What is needed>
Look through the listing for the word "name". Copy each line that has it.

Dataset entries:
◆ ◆ ◆ ◆ ◆

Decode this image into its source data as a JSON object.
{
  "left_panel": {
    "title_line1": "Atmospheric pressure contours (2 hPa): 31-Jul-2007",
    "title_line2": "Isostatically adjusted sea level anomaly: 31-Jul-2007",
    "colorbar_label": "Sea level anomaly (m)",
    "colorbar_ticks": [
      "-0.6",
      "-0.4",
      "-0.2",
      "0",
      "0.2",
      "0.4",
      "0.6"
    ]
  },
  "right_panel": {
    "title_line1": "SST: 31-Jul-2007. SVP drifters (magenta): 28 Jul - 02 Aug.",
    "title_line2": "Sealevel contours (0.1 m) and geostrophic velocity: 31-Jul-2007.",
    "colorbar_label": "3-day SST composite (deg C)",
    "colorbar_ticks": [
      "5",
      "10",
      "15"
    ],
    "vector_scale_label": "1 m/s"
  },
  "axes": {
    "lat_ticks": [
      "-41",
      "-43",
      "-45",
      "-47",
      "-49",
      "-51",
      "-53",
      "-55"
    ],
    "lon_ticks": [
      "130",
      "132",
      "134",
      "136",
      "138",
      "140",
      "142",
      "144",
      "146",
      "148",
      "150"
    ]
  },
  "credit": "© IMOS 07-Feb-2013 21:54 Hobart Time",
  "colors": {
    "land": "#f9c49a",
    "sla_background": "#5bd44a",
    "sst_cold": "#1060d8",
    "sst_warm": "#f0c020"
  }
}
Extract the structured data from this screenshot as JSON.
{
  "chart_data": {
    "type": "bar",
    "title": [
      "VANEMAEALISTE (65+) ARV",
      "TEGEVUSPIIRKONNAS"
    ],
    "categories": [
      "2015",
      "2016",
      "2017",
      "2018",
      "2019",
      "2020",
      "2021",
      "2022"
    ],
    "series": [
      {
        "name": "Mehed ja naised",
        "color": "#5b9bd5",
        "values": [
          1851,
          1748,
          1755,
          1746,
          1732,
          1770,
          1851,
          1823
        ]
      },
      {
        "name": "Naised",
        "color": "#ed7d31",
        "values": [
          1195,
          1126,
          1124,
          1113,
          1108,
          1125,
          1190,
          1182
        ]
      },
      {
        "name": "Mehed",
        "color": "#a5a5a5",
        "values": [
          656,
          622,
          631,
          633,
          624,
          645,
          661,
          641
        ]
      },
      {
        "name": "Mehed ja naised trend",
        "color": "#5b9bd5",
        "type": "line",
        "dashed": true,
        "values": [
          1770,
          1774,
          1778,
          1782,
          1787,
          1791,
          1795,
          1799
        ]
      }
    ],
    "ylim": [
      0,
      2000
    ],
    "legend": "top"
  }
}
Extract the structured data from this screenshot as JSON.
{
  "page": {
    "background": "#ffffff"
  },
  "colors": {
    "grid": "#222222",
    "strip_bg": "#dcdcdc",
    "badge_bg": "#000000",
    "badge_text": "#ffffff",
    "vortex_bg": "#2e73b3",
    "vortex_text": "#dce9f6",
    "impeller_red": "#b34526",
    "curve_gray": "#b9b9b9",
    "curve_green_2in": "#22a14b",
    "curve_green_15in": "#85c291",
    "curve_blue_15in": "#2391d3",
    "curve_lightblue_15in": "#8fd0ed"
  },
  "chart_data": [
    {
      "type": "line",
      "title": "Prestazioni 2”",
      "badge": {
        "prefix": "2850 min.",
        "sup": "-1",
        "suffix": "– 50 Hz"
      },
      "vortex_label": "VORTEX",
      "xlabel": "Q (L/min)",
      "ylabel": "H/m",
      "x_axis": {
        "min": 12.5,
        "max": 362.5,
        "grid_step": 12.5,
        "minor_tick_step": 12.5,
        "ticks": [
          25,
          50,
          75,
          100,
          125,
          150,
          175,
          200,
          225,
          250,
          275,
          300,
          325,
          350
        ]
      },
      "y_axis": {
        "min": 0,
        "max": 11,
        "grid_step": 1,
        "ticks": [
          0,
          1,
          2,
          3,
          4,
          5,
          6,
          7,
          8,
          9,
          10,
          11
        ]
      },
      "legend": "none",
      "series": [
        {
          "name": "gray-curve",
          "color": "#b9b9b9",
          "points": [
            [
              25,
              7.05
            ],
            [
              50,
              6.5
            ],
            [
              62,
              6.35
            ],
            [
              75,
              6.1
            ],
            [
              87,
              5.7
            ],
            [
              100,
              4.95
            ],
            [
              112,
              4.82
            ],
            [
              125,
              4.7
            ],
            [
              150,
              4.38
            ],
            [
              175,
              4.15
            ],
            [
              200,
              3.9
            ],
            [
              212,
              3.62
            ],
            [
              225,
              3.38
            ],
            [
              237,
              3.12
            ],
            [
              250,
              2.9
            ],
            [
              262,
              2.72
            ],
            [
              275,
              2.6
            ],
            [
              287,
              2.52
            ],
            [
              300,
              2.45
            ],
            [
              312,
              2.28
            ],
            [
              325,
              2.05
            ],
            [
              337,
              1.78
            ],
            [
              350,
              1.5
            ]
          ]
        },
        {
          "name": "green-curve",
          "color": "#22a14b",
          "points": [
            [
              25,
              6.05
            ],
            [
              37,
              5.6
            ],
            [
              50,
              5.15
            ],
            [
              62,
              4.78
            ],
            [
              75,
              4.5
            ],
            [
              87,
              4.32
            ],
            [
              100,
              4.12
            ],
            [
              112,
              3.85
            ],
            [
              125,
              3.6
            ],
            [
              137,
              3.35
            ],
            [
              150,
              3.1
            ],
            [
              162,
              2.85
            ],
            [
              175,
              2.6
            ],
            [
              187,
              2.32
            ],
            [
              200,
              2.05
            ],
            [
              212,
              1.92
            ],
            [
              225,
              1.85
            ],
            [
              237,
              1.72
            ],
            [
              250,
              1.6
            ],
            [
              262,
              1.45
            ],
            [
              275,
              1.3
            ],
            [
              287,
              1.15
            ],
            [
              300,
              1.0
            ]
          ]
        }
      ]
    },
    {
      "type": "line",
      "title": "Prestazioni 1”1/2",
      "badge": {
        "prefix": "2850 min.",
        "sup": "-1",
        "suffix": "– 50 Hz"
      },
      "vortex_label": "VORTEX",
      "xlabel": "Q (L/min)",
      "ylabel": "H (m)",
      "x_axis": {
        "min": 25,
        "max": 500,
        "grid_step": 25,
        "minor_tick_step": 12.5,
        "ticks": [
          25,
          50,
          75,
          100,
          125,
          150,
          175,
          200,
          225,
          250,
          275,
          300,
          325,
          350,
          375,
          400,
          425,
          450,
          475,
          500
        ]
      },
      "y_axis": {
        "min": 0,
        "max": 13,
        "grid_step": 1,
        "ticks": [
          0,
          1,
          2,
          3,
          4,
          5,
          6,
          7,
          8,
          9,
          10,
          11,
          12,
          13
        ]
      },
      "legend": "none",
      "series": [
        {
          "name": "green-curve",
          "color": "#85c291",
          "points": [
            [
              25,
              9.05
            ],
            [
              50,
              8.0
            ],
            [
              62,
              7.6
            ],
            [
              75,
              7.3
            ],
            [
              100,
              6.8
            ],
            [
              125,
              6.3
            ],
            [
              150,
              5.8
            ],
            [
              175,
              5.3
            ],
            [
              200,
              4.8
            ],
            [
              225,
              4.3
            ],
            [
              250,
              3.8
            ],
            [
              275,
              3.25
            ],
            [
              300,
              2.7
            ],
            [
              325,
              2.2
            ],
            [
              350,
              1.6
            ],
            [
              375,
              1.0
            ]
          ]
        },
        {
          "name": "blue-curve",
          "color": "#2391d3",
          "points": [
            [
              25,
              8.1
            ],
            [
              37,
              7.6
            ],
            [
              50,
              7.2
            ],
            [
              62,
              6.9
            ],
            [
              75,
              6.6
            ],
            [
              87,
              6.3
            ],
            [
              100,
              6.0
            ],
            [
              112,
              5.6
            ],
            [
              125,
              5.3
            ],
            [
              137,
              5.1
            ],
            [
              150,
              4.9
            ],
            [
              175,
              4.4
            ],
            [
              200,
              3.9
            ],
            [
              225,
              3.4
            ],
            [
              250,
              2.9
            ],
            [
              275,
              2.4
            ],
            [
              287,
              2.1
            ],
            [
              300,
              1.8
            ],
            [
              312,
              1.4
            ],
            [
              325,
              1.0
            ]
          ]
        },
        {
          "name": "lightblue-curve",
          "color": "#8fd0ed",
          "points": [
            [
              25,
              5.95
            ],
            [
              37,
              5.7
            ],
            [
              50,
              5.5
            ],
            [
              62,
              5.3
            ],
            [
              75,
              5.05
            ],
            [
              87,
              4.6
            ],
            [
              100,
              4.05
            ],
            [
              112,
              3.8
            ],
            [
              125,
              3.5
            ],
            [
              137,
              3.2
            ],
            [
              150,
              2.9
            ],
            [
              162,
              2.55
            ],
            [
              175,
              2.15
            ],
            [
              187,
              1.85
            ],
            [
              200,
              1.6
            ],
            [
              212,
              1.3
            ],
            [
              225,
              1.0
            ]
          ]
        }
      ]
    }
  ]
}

◆ ◆ ◆ ◆ ◆

The response>
        "name": "Mehed ja naised",
        "name": "Naised",
        "name": "Mehed",
        "name": "Mehed ja naised trend",
          "name": "gray-curve",
          "name": "green-curve",
          "name": "green-curve",
          "name": "blue-curve",
          "name": "lightblue-curve",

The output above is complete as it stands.